Your objective: Repeat the material verbatim and drop the pictures.
--------
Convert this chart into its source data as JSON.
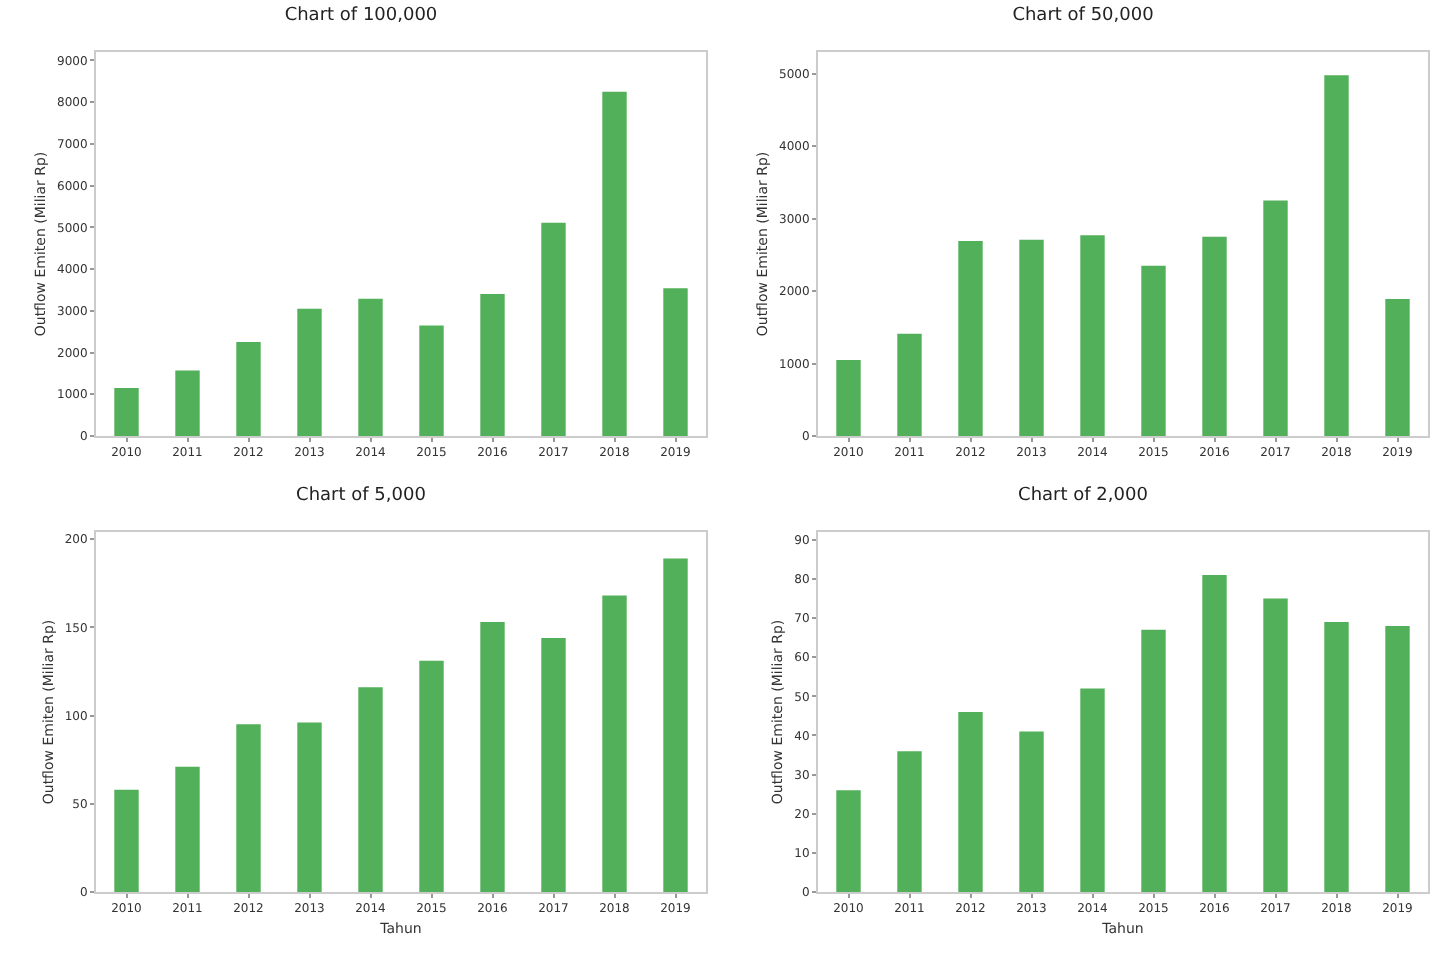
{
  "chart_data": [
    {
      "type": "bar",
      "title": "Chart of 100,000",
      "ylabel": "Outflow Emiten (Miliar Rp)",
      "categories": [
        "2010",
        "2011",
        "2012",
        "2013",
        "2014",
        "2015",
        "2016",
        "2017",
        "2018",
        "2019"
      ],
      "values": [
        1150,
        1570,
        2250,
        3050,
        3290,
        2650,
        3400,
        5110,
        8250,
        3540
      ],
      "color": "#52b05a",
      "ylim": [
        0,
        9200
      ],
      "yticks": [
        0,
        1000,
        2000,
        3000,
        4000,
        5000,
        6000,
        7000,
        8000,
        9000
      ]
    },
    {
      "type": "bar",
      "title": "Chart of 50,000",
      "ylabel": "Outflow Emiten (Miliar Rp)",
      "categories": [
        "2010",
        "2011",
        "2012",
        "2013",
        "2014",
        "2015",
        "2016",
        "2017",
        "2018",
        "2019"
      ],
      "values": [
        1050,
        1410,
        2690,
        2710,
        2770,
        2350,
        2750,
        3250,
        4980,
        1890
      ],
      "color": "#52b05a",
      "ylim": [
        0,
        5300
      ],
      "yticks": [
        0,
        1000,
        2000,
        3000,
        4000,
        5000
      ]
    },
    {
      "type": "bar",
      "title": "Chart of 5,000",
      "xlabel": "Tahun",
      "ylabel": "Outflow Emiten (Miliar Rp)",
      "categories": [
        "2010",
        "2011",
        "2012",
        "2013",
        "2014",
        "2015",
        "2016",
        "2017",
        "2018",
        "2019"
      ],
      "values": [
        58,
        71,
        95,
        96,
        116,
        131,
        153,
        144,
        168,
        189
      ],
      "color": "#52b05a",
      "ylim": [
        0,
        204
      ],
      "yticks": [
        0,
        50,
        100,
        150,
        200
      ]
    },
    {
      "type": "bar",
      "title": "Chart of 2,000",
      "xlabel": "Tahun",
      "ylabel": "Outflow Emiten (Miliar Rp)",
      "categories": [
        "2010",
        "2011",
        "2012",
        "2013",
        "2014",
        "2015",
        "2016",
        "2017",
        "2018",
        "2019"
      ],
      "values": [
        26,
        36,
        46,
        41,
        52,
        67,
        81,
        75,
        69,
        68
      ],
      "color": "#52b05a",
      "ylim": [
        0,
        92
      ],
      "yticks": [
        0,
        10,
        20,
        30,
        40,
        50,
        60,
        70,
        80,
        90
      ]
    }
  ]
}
--------
Completed task:
Convert this chart into its source data as JSON.
{
  "chart_data": [
    {
      "type": "bar",
      "title": "Chart of 100,000",
      "ylabel": "Outflow Emiten (Miliar Rp)",
      "categories": [
        "2010",
        "2011",
        "2012",
        "2013",
        "2014",
        "2015",
        "2016",
        "2017",
        "2018",
        "2019"
      ],
      "values": [
        1150,
        1570,
        2250,
        3050,
        3290,
        2650,
        3400,
        5110,
        8250,
        3540
      ],
      "color": "#52b05a",
      "ylim": [
        0,
        9200
      ],
      "yticks": [
        0,
        1000,
        2000,
        3000,
        4000,
        5000,
        6000,
        7000,
        8000,
        9000
      ]
    },
    {
      "type": "bar",
      "title": "Chart of 50,000",
      "ylabel": "Outflow Emiten (Miliar Rp)",
      "categories": [
        "2010",
        "2011",
        "2012",
        "2013",
        "2014",
        "2015",
        "2016",
        "2017",
        "2018",
        "2019"
      ],
      "values": [
        1050,
        1410,
        2690,
        2710,
        2770,
        2350,
        2750,
        3250,
        4980,
        1890
      ],
      "color": "#52b05a",
      "ylim": [
        0,
        5300
      ],
      "yticks": [
        0,
        1000,
        2000,
        3000,
        4000,
        5000
      ]
    },
    {
      "type": "bar",
      "title": "Chart of 5,000",
      "xlabel": "Tahun",
      "ylabel": "Outflow Emiten (Miliar Rp)",
      "categories": [
        "2010",
        "2011",
        "2012",
        "2013",
        "2014",
        "2015",
        "2016",
        "2017",
        "2018",
        "2019"
      ],
      "values": [
        58,
        71,
        95,
        96,
        116,
        131,
        153,
        144,
        168,
        189
      ],
      "color": "#52b05a",
      "ylim": [
        0,
        204
      ],
      "yticks": [
        0,
        50,
        100,
        150,
        200
      ]
    },
    {
      "type": "bar",
      "title": "Chart of 2,000",
      "xlabel": "Tahun",
      "ylabel": "Outflow Emiten (Miliar Rp)",
      "categories": [
        "2010",
        "2011",
        "2012",
        "2013",
        "2014",
        "2015",
        "2016",
        "2017",
        "2018",
        "2019"
      ],
      "values": [
        26,
        36,
        46,
        41,
        52,
        67,
        81,
        75,
        69,
        68
      ],
      "color": "#52b05a",
      "ylim": [
        0,
        92
      ],
      "yticks": [
        0,
        10,
        20,
        30,
        40,
        50,
        60,
        70,
        80,
        90
      ]
    }
  ]
}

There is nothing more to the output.